Problem
Every line below that includes "Etablissement" counts toward the total. Report that total alone.

Task material
■ ■ ■
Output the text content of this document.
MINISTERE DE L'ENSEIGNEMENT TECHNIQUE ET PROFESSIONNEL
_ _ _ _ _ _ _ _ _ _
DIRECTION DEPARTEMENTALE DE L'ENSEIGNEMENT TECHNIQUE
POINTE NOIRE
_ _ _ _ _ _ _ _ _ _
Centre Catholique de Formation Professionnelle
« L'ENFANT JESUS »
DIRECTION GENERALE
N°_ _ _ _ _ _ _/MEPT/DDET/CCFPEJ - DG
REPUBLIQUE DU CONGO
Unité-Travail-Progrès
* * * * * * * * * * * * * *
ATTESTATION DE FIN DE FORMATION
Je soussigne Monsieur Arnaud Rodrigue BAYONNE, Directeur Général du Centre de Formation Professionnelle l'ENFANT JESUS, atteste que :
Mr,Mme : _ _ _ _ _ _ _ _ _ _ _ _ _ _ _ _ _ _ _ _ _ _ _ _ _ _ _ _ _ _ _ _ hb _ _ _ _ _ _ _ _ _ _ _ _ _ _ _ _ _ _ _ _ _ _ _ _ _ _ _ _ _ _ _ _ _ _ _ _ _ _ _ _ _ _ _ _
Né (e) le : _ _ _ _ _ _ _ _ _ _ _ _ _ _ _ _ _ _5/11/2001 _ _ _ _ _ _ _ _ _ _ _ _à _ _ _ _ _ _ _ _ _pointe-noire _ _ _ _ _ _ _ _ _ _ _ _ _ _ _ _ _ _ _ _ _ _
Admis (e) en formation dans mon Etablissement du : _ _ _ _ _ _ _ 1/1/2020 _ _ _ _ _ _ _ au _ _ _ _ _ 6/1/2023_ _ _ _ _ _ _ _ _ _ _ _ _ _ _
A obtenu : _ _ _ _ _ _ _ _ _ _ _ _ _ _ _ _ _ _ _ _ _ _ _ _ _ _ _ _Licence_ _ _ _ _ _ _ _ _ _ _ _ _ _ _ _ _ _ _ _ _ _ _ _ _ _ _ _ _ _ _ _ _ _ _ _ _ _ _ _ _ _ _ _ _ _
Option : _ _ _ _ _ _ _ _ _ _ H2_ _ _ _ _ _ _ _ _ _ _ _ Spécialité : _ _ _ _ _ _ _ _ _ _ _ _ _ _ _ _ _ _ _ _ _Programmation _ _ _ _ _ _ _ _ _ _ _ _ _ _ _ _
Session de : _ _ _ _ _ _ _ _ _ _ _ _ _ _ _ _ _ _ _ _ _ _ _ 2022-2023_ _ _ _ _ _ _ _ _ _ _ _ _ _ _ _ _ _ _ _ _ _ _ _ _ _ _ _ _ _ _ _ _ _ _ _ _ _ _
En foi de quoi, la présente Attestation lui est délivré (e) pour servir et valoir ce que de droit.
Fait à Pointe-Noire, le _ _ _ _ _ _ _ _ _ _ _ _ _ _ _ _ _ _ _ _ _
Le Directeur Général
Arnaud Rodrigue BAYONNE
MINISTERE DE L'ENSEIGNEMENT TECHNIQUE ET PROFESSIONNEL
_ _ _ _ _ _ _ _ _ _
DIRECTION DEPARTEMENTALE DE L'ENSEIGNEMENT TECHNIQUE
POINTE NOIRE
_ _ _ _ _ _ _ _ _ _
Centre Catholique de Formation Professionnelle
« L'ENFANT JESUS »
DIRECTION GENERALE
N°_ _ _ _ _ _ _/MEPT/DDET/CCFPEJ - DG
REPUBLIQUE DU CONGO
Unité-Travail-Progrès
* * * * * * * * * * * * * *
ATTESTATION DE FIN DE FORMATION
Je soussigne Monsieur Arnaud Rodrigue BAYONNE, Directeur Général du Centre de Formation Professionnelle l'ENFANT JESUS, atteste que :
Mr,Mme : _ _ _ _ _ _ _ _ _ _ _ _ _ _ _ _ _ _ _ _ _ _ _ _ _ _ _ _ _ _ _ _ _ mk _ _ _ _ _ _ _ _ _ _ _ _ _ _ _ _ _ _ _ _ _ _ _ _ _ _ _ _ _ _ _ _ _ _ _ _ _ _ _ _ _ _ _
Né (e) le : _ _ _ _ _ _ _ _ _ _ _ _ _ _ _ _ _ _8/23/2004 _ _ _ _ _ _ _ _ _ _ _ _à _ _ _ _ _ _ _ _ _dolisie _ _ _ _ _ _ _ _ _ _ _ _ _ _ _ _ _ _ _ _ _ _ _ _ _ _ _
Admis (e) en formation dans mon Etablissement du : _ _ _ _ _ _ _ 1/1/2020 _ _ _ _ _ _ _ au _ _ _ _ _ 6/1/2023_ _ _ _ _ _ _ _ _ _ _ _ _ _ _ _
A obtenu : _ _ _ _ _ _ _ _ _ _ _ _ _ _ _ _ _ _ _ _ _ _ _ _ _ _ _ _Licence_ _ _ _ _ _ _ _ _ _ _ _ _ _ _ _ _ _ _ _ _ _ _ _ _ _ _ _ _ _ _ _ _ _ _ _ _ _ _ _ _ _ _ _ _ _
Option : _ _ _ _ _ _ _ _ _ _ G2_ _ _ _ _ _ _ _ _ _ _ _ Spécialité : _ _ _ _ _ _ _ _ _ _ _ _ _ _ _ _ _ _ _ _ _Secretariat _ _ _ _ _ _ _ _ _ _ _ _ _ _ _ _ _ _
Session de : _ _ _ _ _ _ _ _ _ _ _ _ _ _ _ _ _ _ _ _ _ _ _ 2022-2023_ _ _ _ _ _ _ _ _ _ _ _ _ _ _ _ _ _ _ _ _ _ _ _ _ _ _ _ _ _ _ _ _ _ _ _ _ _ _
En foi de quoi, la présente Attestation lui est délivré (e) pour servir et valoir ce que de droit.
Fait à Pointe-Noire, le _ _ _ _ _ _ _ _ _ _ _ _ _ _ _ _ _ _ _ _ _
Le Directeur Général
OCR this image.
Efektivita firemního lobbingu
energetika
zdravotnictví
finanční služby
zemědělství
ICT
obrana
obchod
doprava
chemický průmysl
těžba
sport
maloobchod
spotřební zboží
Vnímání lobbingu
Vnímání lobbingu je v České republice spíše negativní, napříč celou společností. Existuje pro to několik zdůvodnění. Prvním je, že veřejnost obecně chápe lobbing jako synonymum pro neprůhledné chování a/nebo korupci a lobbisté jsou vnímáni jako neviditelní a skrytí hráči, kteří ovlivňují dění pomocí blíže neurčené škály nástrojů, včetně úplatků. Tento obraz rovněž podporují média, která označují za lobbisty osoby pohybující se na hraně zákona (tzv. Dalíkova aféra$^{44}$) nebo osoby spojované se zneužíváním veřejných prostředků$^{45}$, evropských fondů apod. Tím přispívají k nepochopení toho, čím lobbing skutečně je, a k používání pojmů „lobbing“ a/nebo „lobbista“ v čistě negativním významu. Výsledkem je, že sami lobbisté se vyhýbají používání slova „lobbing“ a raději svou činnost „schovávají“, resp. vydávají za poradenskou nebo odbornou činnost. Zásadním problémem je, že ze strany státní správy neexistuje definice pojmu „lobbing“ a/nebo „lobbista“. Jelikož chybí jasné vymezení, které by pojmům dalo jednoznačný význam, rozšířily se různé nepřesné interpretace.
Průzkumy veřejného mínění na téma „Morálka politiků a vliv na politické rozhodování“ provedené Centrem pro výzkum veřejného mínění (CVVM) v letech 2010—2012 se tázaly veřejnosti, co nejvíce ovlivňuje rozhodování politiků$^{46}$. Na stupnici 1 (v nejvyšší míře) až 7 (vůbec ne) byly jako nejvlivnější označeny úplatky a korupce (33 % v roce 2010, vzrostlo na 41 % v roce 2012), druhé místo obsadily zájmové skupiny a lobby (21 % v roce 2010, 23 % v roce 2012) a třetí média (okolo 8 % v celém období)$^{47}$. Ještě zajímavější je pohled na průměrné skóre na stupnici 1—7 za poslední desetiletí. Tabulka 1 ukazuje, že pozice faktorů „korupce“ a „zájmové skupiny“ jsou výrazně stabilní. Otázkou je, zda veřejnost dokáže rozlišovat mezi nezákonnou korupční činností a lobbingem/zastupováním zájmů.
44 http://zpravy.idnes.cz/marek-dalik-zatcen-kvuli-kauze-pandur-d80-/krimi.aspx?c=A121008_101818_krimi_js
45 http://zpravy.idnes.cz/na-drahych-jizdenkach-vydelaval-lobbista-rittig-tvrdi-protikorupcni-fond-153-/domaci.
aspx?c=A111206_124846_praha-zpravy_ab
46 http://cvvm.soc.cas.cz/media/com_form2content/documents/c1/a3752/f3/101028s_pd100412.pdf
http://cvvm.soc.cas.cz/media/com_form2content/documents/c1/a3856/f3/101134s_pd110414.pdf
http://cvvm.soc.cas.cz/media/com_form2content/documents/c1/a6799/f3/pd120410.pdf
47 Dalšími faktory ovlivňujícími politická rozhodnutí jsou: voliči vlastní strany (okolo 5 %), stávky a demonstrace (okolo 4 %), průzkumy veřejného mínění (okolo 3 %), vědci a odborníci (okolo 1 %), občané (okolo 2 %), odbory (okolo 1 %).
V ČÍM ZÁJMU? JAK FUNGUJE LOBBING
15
■ ■ ■
Reply
2